-- Start RECORDED INFORMATION --

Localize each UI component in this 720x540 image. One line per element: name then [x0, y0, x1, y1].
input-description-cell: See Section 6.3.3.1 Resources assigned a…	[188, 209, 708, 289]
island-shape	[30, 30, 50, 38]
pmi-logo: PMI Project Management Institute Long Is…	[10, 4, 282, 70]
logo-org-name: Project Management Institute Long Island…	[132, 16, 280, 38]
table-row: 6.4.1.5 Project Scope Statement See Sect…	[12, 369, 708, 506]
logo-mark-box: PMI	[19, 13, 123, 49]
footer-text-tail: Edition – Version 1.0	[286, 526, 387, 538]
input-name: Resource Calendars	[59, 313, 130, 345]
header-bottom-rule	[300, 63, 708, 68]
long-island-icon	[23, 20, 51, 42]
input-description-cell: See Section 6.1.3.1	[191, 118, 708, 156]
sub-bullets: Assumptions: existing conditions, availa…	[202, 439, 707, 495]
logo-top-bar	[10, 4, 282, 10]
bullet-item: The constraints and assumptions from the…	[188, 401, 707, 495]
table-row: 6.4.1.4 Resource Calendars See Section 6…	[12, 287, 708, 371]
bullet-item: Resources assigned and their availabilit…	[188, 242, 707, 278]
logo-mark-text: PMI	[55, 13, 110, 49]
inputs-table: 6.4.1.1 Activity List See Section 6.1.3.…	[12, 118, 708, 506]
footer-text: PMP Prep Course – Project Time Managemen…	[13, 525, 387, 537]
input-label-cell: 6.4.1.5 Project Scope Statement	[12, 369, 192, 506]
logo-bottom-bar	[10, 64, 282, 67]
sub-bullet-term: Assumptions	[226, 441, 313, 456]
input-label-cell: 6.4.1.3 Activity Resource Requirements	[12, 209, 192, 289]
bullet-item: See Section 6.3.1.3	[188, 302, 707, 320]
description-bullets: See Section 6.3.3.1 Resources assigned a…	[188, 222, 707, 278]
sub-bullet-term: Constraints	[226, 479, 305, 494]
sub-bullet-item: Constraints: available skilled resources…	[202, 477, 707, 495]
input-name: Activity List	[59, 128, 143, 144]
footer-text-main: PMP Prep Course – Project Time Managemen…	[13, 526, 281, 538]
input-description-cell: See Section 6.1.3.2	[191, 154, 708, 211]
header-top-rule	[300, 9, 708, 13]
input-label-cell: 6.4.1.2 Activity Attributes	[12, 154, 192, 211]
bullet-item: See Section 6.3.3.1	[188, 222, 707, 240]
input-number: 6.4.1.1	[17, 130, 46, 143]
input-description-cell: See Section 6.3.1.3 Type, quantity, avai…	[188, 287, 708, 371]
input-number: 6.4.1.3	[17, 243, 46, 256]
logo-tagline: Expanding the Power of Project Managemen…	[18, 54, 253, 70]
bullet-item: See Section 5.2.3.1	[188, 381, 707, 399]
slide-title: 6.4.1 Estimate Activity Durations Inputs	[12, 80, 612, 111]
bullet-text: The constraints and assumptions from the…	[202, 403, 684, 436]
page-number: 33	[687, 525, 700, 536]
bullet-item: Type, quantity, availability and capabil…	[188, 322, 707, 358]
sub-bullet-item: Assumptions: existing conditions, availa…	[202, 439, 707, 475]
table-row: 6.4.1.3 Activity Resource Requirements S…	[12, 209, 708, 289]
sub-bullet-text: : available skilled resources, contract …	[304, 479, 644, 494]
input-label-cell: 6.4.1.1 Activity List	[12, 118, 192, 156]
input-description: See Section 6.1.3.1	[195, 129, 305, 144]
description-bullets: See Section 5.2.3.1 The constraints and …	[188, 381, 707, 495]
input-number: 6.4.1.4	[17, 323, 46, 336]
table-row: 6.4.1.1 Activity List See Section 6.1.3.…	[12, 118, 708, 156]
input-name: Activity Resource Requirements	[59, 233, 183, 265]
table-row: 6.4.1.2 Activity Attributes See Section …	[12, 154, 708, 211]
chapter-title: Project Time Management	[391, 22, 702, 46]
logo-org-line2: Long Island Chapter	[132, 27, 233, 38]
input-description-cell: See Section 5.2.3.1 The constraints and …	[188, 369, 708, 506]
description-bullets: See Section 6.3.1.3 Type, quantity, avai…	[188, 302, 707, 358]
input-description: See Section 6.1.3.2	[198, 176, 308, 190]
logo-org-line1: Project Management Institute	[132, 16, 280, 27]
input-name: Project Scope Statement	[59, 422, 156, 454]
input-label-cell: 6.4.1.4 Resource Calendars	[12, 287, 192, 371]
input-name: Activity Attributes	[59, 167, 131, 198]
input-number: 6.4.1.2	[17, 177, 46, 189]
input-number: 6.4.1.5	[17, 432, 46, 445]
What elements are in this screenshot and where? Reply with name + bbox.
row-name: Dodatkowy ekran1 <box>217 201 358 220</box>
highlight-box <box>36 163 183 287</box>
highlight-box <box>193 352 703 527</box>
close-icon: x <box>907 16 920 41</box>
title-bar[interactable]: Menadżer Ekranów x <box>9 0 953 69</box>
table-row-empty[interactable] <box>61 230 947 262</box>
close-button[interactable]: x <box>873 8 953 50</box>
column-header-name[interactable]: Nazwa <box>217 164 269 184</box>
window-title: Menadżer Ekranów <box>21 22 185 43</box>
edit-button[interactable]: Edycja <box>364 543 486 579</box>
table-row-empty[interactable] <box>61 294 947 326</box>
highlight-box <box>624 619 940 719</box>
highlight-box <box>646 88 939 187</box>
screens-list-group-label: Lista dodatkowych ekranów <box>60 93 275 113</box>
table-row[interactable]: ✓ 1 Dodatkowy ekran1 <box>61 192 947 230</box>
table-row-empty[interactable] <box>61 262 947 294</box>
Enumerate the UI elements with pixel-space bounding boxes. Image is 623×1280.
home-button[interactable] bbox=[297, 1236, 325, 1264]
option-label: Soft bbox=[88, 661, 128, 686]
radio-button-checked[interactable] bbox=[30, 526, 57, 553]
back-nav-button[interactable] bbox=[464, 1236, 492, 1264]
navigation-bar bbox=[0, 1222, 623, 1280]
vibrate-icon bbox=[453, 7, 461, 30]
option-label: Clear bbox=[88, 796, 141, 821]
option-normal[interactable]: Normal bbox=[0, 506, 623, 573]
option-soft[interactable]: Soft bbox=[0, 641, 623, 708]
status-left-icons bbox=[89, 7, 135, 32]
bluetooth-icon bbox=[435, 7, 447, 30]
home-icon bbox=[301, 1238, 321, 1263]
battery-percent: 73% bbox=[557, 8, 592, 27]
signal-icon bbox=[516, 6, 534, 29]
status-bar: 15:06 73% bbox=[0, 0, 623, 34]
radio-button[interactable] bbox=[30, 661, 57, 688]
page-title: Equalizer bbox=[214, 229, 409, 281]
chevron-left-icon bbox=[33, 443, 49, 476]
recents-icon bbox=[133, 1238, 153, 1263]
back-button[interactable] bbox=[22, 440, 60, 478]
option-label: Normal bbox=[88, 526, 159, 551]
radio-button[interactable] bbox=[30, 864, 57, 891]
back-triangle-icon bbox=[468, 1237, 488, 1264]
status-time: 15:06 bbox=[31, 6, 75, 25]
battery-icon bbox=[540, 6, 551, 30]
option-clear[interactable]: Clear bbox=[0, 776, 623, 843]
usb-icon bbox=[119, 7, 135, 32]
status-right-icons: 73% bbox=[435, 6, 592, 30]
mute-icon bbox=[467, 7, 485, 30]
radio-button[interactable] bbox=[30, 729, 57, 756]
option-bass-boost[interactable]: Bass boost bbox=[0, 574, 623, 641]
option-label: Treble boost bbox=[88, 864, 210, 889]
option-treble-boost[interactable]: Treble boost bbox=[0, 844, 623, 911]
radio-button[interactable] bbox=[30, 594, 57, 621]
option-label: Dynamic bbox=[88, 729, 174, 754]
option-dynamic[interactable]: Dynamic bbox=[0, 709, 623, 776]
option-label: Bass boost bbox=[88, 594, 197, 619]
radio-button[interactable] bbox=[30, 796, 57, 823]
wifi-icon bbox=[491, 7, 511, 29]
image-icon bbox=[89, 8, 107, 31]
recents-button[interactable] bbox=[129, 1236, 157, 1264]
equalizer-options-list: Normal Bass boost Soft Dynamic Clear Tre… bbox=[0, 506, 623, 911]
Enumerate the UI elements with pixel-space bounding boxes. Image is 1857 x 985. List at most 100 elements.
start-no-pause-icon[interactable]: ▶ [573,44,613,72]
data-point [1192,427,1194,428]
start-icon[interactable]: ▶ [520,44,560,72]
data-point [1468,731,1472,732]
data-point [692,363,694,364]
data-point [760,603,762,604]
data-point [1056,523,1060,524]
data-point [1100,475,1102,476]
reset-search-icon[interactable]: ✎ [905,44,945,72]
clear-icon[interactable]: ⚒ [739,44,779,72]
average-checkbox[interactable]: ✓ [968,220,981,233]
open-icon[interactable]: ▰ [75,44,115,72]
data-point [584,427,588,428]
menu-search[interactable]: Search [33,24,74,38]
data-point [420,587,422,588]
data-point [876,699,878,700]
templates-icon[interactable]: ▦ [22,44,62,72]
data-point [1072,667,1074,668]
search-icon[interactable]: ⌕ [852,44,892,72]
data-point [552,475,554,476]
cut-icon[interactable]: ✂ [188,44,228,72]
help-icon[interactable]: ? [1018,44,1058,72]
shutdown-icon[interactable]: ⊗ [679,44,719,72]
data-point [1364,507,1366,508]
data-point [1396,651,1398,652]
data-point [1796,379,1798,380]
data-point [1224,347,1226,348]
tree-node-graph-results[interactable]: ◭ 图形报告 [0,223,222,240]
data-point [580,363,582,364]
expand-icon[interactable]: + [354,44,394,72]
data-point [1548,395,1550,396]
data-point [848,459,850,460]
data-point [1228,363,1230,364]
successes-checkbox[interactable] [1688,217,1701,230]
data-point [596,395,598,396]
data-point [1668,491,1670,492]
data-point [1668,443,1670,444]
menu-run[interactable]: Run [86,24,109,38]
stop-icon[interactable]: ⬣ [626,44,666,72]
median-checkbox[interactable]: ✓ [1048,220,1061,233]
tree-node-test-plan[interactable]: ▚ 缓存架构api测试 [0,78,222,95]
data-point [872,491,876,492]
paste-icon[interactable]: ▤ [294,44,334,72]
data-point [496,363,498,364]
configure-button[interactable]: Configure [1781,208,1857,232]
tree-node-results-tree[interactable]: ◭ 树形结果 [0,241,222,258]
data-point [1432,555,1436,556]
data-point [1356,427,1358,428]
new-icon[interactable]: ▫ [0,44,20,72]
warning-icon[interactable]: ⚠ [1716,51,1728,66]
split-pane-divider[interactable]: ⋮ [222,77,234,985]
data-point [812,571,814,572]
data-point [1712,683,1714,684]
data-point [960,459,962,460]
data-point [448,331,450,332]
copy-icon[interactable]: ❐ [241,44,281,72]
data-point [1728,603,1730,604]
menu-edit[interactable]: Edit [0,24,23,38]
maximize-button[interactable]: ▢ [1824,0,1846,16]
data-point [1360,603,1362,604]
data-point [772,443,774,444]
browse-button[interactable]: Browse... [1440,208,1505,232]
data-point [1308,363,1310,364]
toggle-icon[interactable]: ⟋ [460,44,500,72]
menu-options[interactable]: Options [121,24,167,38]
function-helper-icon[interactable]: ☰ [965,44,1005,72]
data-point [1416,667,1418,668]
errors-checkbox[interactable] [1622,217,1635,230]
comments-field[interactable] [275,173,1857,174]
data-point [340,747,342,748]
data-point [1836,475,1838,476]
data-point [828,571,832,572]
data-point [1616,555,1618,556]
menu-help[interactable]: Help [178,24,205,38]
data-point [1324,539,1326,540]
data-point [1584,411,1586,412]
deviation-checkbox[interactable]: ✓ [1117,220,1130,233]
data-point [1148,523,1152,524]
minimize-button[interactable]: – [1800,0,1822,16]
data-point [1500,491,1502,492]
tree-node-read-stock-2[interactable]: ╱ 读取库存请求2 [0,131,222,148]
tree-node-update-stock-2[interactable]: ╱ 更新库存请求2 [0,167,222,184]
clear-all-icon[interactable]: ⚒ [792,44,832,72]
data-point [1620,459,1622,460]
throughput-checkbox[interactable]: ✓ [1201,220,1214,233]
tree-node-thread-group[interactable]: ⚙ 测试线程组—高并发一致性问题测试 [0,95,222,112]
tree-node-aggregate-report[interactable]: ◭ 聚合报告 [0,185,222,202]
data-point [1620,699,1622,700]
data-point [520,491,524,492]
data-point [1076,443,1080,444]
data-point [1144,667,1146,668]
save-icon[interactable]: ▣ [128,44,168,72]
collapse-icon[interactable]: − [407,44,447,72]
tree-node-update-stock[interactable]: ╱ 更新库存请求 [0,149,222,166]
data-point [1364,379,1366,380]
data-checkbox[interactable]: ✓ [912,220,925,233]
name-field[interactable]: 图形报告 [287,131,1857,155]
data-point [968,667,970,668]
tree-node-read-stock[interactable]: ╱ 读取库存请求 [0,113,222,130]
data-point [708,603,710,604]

-- End RECORDED INFORMATION --

Lay out the lines as a Markdown table with the columns Row and Line, putting a row number in Row and the line itself in Line and leaving out any blank lines. Start at the first line and end at the line that contains "313, 130, 345]", including both.

■ RESPONSE TO THIS TASK
| Row | Line |
|---|---|
| 1 | Localize each UI component in this 720x540 image. One line per element: name then [x0, y0, x1, y1]. |
| 2 | input-description-cell: See Section 6.3.3.1 Resources assigned a…	[188, 209, 708, 289] |
| 3 | island-shape	[30, 30, 50, 38] |
| 4 | pmi-logo: PMI Project Management Institute Long Is…	[10, 4, 282, 70] |
| 5 | logo-org-name: Project Management Institute Long Island…	[132, 16, 280, 38] |
| 6 | table-row: 6.4.1.5 Project Scope Statement See Sect…	[12, 369, 708, 506] |
| 7 | logo-mark-box: PMI	[19, 13, 123, 49] |
| 8 | footer-text-tail: Edition – Version 1.0	[286, 526, 387, 538] |
| 9 | input-name: Resource Calendars	[59, 313, 130, 345] |